__PROBLEM DETAILS__. Find each line containing the string "icon". Copy it.

__PROVIDED DATA__.
—————

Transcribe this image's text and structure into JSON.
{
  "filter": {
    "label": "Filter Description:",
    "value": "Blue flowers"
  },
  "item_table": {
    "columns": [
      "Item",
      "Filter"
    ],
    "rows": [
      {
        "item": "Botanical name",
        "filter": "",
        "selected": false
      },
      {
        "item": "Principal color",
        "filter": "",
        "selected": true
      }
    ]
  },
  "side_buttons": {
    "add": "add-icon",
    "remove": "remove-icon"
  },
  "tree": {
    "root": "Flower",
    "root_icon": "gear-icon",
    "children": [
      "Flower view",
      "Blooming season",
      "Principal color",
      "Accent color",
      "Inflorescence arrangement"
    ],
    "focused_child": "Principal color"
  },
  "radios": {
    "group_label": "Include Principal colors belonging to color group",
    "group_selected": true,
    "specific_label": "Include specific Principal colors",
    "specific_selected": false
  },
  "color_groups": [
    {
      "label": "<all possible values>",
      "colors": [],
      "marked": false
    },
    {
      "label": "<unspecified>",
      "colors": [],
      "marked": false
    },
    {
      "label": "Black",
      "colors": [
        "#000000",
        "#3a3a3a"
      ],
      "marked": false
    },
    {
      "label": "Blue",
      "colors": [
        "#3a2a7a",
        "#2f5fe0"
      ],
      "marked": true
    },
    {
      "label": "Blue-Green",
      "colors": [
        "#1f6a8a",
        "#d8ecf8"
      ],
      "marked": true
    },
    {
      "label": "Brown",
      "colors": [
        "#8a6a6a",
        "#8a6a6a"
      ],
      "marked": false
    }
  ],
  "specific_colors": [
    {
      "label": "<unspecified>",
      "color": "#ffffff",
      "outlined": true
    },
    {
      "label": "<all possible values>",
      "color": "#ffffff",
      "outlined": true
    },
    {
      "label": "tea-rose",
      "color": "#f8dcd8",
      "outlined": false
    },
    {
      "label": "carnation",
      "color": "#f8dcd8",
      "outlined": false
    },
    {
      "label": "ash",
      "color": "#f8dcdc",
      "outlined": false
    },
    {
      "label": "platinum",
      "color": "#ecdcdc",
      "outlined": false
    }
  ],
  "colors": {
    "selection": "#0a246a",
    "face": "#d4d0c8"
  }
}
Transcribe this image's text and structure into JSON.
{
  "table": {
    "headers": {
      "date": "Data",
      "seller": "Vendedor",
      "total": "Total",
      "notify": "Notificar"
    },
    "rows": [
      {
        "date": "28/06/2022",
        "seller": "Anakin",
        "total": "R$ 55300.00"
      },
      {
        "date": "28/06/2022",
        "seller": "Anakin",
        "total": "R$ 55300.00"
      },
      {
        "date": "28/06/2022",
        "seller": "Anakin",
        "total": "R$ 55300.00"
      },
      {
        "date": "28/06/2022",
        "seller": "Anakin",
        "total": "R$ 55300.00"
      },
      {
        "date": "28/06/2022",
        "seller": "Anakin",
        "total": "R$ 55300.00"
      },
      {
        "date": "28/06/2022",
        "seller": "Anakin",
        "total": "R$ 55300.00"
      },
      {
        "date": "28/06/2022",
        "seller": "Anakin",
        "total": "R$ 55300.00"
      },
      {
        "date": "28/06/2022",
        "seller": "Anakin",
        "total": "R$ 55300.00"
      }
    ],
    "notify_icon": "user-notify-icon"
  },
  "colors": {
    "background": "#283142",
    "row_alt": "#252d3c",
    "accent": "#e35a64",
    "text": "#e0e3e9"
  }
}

—————

__ANSWER FOR THE TASK__.
    "add": "add-icon",
    "remove": "remove-icon"
    "root_icon": "gear-icon",
    "notify_icon": "user-notify-icon"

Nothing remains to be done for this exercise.